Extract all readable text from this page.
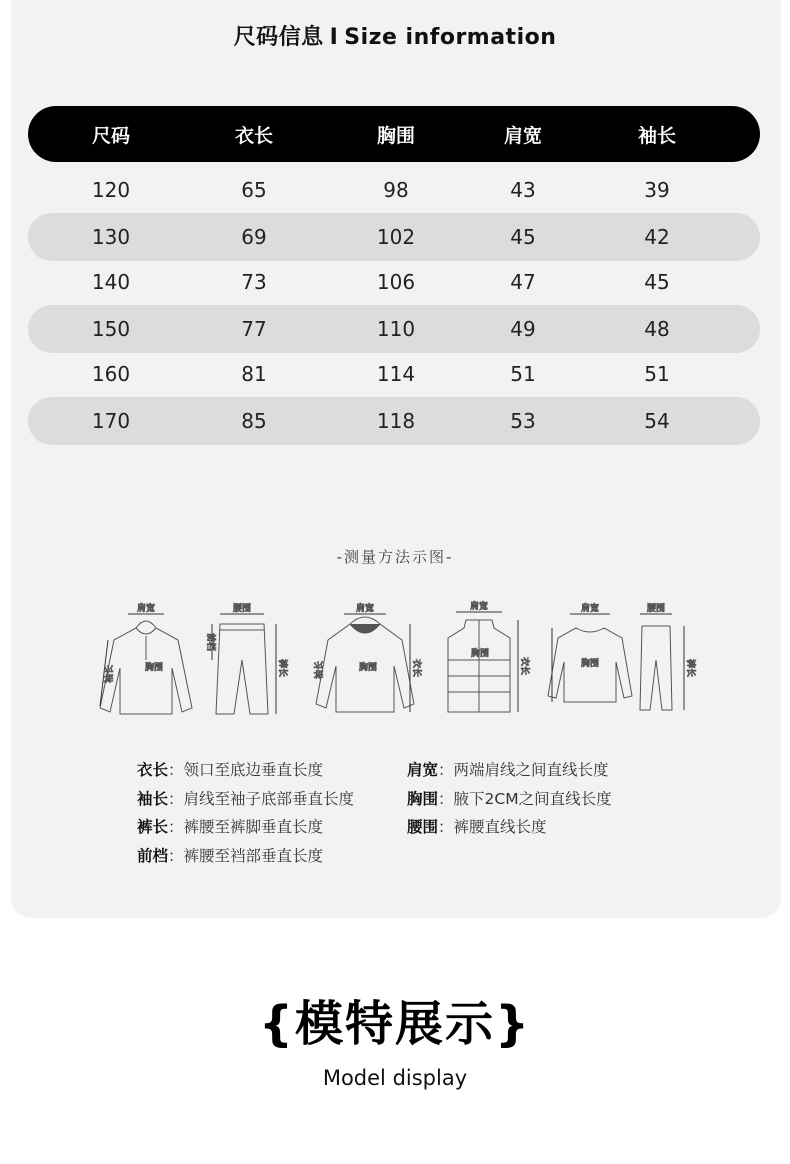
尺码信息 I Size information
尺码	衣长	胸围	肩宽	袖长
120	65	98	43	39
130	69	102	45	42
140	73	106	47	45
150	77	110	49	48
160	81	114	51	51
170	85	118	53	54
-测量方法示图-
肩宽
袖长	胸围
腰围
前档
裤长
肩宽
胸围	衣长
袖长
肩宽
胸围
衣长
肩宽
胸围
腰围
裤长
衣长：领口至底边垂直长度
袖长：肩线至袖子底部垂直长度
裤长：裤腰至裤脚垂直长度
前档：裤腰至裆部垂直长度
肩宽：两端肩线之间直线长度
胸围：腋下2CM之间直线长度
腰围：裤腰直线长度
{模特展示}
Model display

__________

EXERCISE DESCRIPTION: Write out every record above exactly as it stands, but leave out the pictures.

RESPONSE:
Extract all readable text from this page.
尺码信息 I Size information
尺码	衣长	胸围	肩宽	袖长
120	65	98	43	39
130	69	102	45	42
140	73	106	47	45
150	77	110	49	48
160	81	114	51	51
170	85	118	53	54
-测量方法示图-
肩宽
袖长	胸围
腰围
前档
裤长
肩宽
胸围	衣长
袖长
肩宽
胸围
衣长
肩宽
胸围
腰围
裤长
衣长：领口至底边垂直长度
袖长：肩线至袖子底部垂直长度
裤长：裤腰至裤脚垂直长度
前档：裤腰至裆部垂直长度
肩宽：两端肩线之间直线长度
胸围：腋下2CM之间直线长度
腰围：裤腰直线长度
{模特展示}
Model display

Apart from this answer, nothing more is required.